**WHAT YOU NEED TO DO:**
Retype the material below. Keep every word exactly as it is.
* start EXERCISE INPUTS *
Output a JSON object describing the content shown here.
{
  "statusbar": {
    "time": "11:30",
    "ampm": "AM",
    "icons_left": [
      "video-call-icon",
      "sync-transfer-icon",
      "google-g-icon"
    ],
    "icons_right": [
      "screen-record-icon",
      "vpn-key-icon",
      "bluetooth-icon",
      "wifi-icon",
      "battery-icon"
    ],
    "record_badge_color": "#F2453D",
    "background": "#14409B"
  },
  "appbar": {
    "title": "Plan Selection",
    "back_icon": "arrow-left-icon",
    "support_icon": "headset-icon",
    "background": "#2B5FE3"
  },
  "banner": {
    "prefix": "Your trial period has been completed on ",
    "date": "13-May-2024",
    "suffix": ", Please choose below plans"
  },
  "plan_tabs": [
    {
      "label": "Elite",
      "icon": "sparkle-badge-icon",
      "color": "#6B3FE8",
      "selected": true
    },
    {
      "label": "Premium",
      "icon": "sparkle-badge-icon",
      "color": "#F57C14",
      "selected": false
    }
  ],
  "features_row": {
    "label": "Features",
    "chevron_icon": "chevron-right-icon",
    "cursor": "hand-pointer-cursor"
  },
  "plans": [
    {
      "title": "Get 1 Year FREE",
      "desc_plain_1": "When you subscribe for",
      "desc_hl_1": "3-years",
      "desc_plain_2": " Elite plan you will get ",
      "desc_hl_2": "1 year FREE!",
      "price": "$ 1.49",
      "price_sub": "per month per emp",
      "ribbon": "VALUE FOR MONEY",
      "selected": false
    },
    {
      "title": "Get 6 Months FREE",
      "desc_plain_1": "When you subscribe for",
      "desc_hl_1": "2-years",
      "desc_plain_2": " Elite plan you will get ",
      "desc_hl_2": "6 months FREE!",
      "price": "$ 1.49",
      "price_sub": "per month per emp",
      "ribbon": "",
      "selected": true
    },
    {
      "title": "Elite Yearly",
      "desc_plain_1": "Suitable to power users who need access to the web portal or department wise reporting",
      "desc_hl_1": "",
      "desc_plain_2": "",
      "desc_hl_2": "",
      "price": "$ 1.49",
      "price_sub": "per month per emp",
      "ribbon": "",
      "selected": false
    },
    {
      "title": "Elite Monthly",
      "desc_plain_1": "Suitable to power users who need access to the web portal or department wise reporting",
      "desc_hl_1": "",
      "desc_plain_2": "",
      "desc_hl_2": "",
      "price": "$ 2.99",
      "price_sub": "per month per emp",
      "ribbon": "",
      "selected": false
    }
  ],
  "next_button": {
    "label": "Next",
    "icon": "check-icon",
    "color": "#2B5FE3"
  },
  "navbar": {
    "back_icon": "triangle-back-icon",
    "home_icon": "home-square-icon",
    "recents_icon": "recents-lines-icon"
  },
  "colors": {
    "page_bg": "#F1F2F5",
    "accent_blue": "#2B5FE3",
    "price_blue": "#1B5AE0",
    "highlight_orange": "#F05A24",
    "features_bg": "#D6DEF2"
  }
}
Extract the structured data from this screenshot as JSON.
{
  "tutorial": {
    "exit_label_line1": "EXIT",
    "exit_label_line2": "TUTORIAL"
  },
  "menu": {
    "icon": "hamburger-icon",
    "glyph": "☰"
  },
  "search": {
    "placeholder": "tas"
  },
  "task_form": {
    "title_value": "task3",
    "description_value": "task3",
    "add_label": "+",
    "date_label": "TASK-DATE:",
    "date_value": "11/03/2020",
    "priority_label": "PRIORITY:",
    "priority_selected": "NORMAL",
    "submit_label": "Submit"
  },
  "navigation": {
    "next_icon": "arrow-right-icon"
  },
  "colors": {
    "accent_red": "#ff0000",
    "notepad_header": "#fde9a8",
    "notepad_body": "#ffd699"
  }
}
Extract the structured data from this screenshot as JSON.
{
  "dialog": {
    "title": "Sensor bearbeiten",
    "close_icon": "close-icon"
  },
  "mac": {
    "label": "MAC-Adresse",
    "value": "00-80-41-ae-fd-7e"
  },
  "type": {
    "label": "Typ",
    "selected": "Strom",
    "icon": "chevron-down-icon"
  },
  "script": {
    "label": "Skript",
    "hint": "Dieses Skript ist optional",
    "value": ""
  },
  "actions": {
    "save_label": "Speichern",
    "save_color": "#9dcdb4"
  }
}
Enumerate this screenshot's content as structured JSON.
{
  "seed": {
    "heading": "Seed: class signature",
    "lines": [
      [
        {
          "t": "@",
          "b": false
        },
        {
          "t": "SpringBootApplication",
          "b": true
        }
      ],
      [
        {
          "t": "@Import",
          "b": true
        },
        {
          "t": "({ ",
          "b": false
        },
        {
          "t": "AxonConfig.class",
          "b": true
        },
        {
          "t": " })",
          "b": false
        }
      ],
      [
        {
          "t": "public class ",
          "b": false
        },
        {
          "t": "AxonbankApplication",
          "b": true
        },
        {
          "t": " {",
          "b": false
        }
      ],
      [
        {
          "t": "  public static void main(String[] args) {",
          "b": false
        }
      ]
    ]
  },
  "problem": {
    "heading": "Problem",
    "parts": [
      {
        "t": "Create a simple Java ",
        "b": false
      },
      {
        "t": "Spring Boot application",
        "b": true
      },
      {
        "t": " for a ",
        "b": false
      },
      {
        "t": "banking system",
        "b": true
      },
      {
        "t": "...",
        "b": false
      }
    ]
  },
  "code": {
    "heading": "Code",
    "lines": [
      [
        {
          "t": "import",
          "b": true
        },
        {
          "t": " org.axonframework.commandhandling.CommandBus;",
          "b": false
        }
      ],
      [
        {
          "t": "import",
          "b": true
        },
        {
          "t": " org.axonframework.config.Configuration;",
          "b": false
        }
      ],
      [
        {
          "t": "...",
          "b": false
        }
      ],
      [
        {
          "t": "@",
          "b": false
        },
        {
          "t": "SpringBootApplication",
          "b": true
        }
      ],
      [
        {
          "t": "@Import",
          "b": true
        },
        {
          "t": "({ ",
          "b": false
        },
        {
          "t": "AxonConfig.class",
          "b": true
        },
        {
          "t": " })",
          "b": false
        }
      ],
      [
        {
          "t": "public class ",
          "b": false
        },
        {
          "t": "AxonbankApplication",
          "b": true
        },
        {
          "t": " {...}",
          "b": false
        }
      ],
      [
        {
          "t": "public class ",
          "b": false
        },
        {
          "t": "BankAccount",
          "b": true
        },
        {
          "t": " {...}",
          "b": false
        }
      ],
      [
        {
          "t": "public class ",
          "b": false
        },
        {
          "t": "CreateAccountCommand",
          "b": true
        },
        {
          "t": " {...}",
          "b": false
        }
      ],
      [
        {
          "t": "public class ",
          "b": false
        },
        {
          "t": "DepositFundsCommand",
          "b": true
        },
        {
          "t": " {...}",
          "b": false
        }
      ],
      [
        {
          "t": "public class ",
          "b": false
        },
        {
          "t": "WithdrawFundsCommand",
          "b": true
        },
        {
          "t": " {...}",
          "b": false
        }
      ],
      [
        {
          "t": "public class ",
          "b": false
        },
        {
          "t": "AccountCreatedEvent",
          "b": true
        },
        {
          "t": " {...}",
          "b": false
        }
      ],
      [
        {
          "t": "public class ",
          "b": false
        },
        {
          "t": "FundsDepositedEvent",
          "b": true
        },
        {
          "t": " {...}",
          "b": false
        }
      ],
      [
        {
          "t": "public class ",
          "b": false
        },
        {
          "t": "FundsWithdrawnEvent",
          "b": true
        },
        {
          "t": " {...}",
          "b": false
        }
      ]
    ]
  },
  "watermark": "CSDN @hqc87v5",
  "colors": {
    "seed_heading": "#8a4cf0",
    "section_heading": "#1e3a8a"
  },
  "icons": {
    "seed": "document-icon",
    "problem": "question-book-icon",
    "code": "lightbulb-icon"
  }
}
* end EXERCISE INPUTS *
**TASK RESPONSE:**
Output a JSON object describing the content shown here.
{
  "statusbar": {
    "time": "11:30",
    "ampm": "AM",
    "icons_left": [
      "video-call-icon",
      "sync-transfer-icon",
      "google-g-icon"
    ],
    "icons_right": [
      "screen-record-icon",
      "vpn-key-icon",
      "bluetooth-icon",
      "wifi-icon",
      "battery-icon"
    ],
    "record_badge_color": "#F2453D",
    "background": "#14409B"
  },
  "appbar": {
    "title": "Plan Selection",
    "back_icon": "arrow-left-icon",
    "support_icon": "headset-icon",
    "background": "#2B5FE3"
  },
  "banner": {
    "prefix": "Your trial period has been completed on ",
    "date": "13-May-2024",
    "suffix": ", Please choose below plans"
  },
  "plan_tabs": [
    {
      "label": "Elite",
      "icon": "sparkle-badge-icon",
      "color": "#6B3FE8",
      "selected": true
    },
    {
      "label": "Premium",
      "icon": "sparkle-badge-icon",
      "color": "#F57C14",
      "selected": false
    }
  ],
  "features_row": {
    "label": "Features",
    "chevron_icon": "chevron-right-icon",
    "cursor": "hand-pointer-cursor"
  },
  "plans": [
    {
      "title": "Get 1 Year FREE",
      "desc_plain_1": "When you subscribe for",
      "desc_hl_1": "3-years",
      "desc_plain_2": " Elite plan you will get ",
      "desc_hl_2": "1 year FREE!",
      "price": "$ 1.49",
      "price_sub": "per month per emp",
      "ribbon": "VALUE FOR MONEY",
      "selected": false
    },
    {
      "title": "Get 6 Months FREE",
      "desc_plain_1": "When you subscribe for",
      "desc_hl_1": "2-years",
      "desc_plain_2": " Elite plan you will get ",
      "desc_hl_2": "6 months FREE!",
      "price": "$ 1.49",
      "price_sub": "per month per emp",
      "ribbon": "",
      "selected": true
    },
    {
      "title": "Elite Yearly",
      "desc_plain_1": "Suitable to power users who need access to the web portal or department wise reporting",
      "desc_hl_1": "",
      "desc_plain_2": "",
      "desc_hl_2": "",
      "price": "$ 1.49",
      "price_sub": "per month per emp",
      "ribbon": "",
      "selected": false
    },
    {
      "title": "Elite Monthly",
      "desc_plain_1": "Suitable to power users who need access to the web portal or department wise reporting",
      "desc_hl_1": "",
      "desc_plain_2": "",
      "desc_hl_2": "",
      "price": "$ 2.99",
      "price_sub": "per month per emp",
      "ribbon": "",
      "selected": false
    }
  ],
  "next_button": {
    "label": "Next",
    "icon": "check-icon",
    "color": "#2B5FE3"
  },
  "navbar": {
    "back_icon": "triangle-back-icon",
    "home_icon": "home-square-icon",
    "recents_icon": "recents-lines-icon"
  },
  "colors": {
    "page_bg": "#F1F2F5",
    "accent_blue": "#2B5FE3",
    "price_blue": "#1B5AE0",
    "highlight_orange": "#F05A24",
    "features_bg": "#D6DEF2"
  }
}
Extract the structured data from this screenshot as JSON.
{
  "tutorial": {
    "exit_label_line1": "EXIT",
    "exit_label_line2": "TUTORIAL"
  },
  "menu": {
    "icon": "hamburger-icon",
    "glyph": "☰"
  },
  "search": {
    "placeholder": "tas"
  },
  "task_form": {
    "title_value": "task3",
    "description_value": "task3",
    "add_label": "+",
    "date_label": "TASK-DATE:",
    "date_value": "11/03/2020",
    "priority_label": "PRIORITY:",
    "priority_selected": "NORMAL",
    "submit_label": "Submit"
  },
  "navigation": {
    "next_icon": "arrow-right-icon"
  },
  "colors": {
    "accent_red": "#ff0000",
    "notepad_header": "#fde9a8",
    "notepad_body": "#ffd699"
  }
}
Extract the structured data from this screenshot as JSON.
{
  "dialog": {
    "title": "Sensor bearbeiten",
    "close_icon": "close-icon"
  },
  "mac": {
    "label": "MAC-Adresse",
    "value": "00-80-41-ae-fd-7e"
  },
  "type": {
    "label": "Typ",
    "selected": "Strom",
    "icon": "chevron-down-icon"
  },
  "script": {
    "label": "Skript",
    "hint": "Dieses Skript ist optional",
    "value": ""
  },
  "actions": {
    "save_label": "Speichern",
    "save_color": "#9dcdb4"
  }
}
Enumerate this screenshot's content as structured JSON.
{
  "seed": {
    "heading": "Seed: class signature",
    "lines": [
      [
        {
          "t": "@",
          "b": false
        },
        {
          "t": "SpringBootApplication",
          "b": true
        }
      ],
      [
        {
          "t": "@Import",
          "b": true
        },
        {
          "t": "({ ",
          "b": false
        },
        {
          "t": "AxonConfig.class",
          "b": true
        },
        {
          "t": " })",
          "b": false
        }
      ],
      [
        {
          "t": "public class ",
          "b": false
        },
        {
          "t": "AxonbankApplication",
          "b": true
        },
        {
          "t": " {",
          "b": false
        }
      ],
      [
        {
          "t": "  public static void main(String[] args) {",
          "b": false
        }
      ]
    ]
  },
  "problem": {
    "heading": "Problem",
    "parts": [
      {
        "t": "Create a simple Java ",
        "b": false
      },
      {
        "t": "Spring Boot application",
        "b": true
      },
      {
        "t": " for a ",
        "b": false
      },
      {
        "t": "banking system",
        "b": true
      },
      {
        "t": "...",
        "b": false
      }
    ]
  },
  "code": {
    "heading": "Code",
    "lines": [
      [
        {
          "t": "import",
          "b": true
        },
        {
          "t": " org.axonframework.commandhandling.CommandBus;",
          "b": false
        }
      ],
      [
        {
          "t": "import",
          "b": true
        },
        {
          "t": " org.axonframework.config.Configuration;",
          "b": false
        }
      ],
      [
        {
          "t": "...",
          "b": false
        }
      ],
      [
        {
          "t": "@",
          "b": false
        },
        {
          "t": "SpringBootApplication",
          "b": true
        }
      ],
      [
        {
          "t": "@Import",
          "b": true
        },
        {
          "t": "({ ",
          "b": false
        },
        {
          "t": "AxonConfig.class",
          "b": true
        },
        {
          "t": " })",
          "b": false
        }
      ],
      [
        {
          "t": "public class ",
          "b": false
        },
        {
          "t": "AxonbankApplication",
          "b": true
        },
        {
          "t": " {...}",
          "b": false
        }
      ],
      [
        {
          "t": "public class ",
          "b": false
        },
        {
          "t": "BankAccount",
          "b": true
        },
        {
          "t": " {...}",
          "b": false
        }
      ],
      [
        {
          "t": "public class ",
          "b": false
        },
        {
          "t": "CreateAccountCommand",
          "b": true
        },
        {
          "t": " {...}",
          "b": false
        }
      ],
      [
        {
          "t": "public class ",
          "b": false
        },
        {
          "t": "DepositFundsCommand",
          "b": true
        },
        {
          "t": " {...}",
          "b": false
        }
      ],
      [
        {
          "t": "public class ",
          "b": false
        },
        {
          "t": "WithdrawFundsCommand",
          "b": true
        },
        {
          "t": " {...}",
          "b": false
        }
      ],
      [
        {
          "t": "public class ",
          "b": false
        },
        {
          "t": "AccountCreatedEvent",
          "b": true
        },
        {
          "t": " {...}",
          "b": false
        }
      ],
      [
        {
          "t": "public class ",
          "b": false
        },
        {
          "t": "FundsDepositedEvent",
          "b": true
        },
        {
          "t": " {...}",
          "b": false
        }
      ],
      [
        {
          "t": "public class ",
          "b": false
        },
        {
          "t": "FundsWithdrawnEvent",
          "b": true
        },
        {
          "t": " {...}",
          "b": false
        }
      ]
    ]
  },
  "watermark": "CSDN @hqc87v5",
  "colors": {
    "seed_heading": "#8a4cf0",
    "section_heading": "#1e3a8a"
  },
  "icons": {
    "seed": "document-icon",
    "problem": "question-book-icon",
    "code": "lightbulb-icon"
  }
}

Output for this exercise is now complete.